• **Selected excerpt**
= = =

Nationality could become a key data field on payroll records – for example the UK government could insist that EEA workers earn a significantly higher minimum wage than the National Minimum Wage, in the same manner that work permits for non EEA nationals mandate a minimum salary to justify the issue of the permit. This would have the impact of driving EEA migrants from low paid service industry employment as they became more expensive to employ.
Employment law itself may also see an overhaul, although most observers believe that the main features of European law have now become enshrined as the normal position in the UK. The length and flexibility offered by UK parental leave for example is significantly in excess of that required by EU regulations, and other concepts such as compulsory paid holidays have long been absorbed by UK businesses into their standard terms of service.
We are told that in today’s globalised economy businesses should expect to deal with constant change, and yet markets appear to abhor uncertainty, as evidenced by the Pound Sterling’s dramatic fall in value. The problem is that this uncertainty is going to go on for a long time, even after Article 50 is formally triggered. Now is the time for your business to engage in this process – if you feel strongly about a particular issue such as the freedom of movement of people make sure your business submits a paper under any public consultation process.
Brexit is a reality and there is little point in hoping it will all go away. Instead, help to shape what the future looks like in a way that provides the best possible commercial environment for your company.

= = =

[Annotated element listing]
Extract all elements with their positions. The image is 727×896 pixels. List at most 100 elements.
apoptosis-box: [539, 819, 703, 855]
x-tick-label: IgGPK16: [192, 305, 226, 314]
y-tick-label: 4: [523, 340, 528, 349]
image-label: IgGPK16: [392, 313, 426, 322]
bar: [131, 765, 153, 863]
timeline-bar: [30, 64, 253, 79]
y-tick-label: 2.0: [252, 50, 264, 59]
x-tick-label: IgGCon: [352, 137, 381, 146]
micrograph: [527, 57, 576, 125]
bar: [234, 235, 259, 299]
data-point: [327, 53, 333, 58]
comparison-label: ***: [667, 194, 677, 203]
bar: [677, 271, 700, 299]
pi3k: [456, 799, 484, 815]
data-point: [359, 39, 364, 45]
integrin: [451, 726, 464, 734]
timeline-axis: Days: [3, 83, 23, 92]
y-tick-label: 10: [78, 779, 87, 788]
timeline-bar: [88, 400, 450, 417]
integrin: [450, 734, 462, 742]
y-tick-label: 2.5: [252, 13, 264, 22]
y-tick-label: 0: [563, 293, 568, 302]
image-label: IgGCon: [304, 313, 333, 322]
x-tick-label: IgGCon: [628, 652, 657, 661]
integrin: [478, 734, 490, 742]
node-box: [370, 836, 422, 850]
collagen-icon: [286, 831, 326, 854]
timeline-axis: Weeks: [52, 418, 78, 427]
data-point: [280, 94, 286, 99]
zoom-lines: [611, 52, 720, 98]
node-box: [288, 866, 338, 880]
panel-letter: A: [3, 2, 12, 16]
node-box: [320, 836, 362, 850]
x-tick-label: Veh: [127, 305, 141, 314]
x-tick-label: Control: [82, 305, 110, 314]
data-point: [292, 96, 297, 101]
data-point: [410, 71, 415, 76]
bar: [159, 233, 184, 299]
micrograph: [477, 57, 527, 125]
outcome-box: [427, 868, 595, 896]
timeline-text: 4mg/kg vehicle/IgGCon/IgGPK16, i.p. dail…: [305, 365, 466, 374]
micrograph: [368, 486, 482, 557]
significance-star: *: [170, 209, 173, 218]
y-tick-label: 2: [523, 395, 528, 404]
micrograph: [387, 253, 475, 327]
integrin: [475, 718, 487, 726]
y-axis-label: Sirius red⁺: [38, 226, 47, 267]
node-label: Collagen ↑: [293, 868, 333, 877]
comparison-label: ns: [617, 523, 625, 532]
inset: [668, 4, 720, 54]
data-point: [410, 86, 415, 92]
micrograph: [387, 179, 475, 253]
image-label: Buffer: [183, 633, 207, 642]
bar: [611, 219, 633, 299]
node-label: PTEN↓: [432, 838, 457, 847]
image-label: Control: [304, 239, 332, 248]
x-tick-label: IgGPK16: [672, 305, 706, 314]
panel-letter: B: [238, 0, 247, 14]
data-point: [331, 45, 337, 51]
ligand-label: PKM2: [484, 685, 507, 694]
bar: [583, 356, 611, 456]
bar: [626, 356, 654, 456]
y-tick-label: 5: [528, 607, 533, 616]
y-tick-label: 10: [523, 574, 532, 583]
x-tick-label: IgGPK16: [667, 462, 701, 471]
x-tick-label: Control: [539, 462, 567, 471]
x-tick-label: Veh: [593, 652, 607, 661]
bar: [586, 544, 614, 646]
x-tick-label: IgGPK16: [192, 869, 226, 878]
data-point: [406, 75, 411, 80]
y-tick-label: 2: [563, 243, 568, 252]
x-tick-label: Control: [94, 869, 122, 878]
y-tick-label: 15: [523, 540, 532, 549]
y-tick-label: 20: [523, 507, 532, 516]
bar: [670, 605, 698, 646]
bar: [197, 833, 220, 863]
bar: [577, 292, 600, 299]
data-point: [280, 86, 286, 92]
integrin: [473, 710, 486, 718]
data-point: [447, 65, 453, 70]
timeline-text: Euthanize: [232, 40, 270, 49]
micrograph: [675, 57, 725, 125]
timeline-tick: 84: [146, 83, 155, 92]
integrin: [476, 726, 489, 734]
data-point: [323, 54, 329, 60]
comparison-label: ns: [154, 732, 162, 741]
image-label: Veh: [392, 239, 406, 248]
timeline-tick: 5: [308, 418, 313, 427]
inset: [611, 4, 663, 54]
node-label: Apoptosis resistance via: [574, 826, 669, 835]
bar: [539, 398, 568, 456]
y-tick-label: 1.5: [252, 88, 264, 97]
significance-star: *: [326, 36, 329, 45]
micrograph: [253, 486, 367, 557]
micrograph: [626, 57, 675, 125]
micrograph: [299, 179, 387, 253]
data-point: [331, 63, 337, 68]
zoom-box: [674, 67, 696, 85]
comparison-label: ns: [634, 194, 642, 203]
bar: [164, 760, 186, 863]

= = =

• **Exercise goal**
Duplicate the part of the Brexit text starting at "We are told" and ending at "public consultation process.". Work from the Brexit text only, not the listing.

• **Reply**
We are told that in today’s globalised economy businesses should expect to deal with constant change, and yet markets appear to abhor uncertainty, as evidenced by the Pound Sterling’s dramatic fall in value. The problem is that this uncertainty is going to go on for a long time, even after Article 50 is formally triggered. Now is the time for your business to engage in this process – if you feel strongly about a particular issue such as the freedom of movement of people make sure your business submits a paper under any public consultation process.